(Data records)
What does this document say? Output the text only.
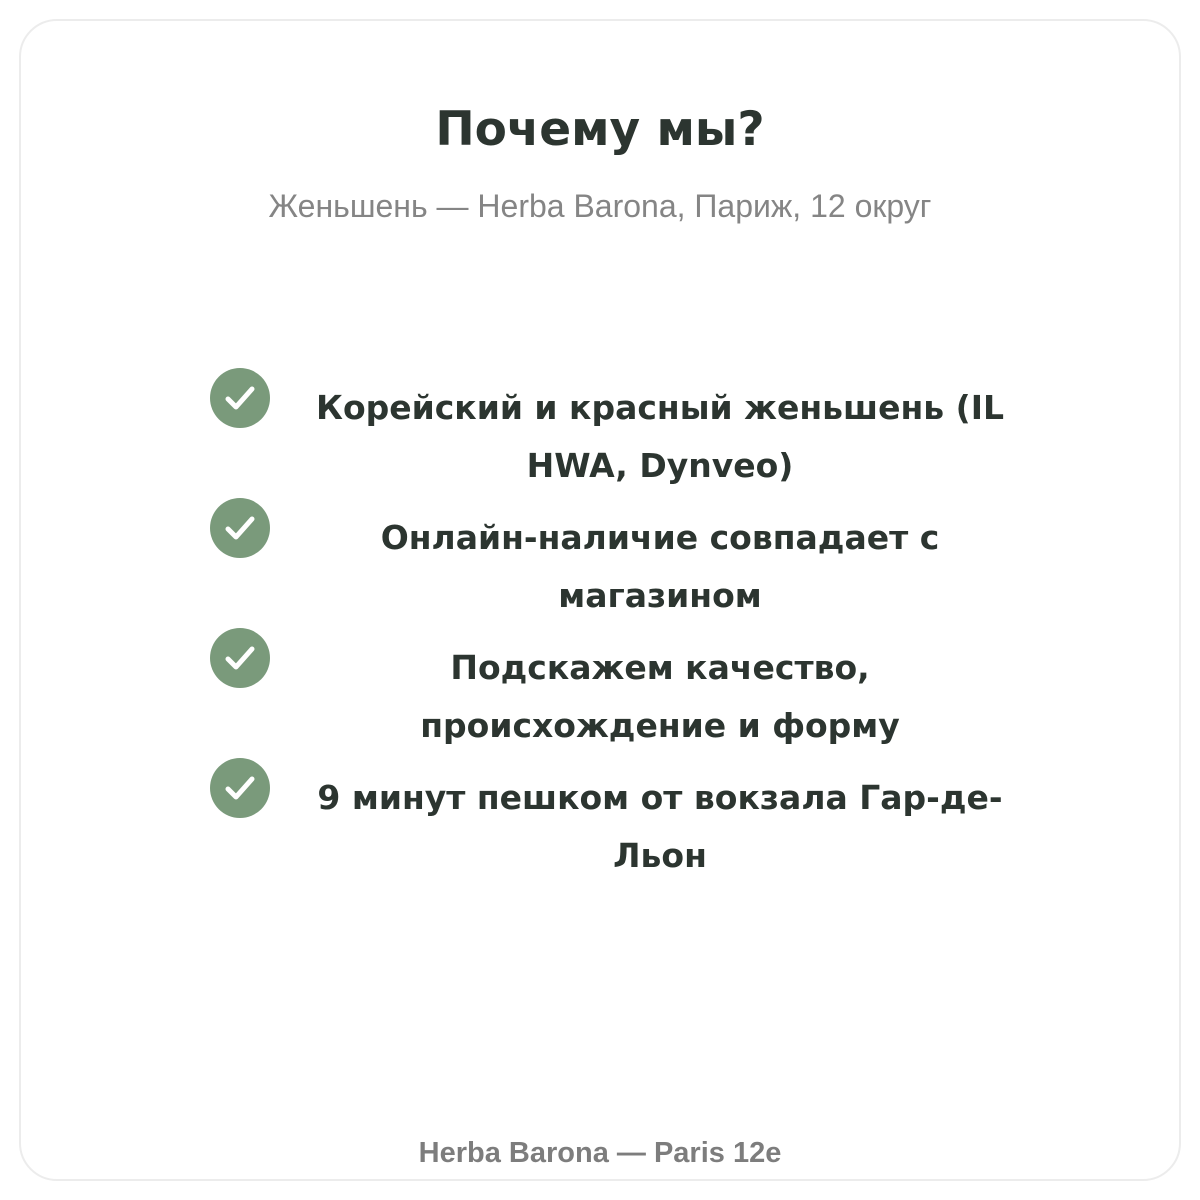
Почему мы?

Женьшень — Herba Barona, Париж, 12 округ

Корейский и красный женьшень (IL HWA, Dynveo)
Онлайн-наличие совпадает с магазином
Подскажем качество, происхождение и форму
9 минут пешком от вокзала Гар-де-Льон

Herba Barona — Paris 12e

- _Written request_
Copy out each line word for word, please, skipping the images.

- _The answer_
What does this document say? Output the text only.
Почему мы?

Женьшень — Herba Barona, Париж, 12 округ

Корейский и красный женьшень (IL HWA, Dynveo)
Онлайн-наличие совпадает с магазином
Подскажем качество, происхождение и форму
9 минут пешком от вокзала Гар-де-Льон

Herba Barona — Paris 12e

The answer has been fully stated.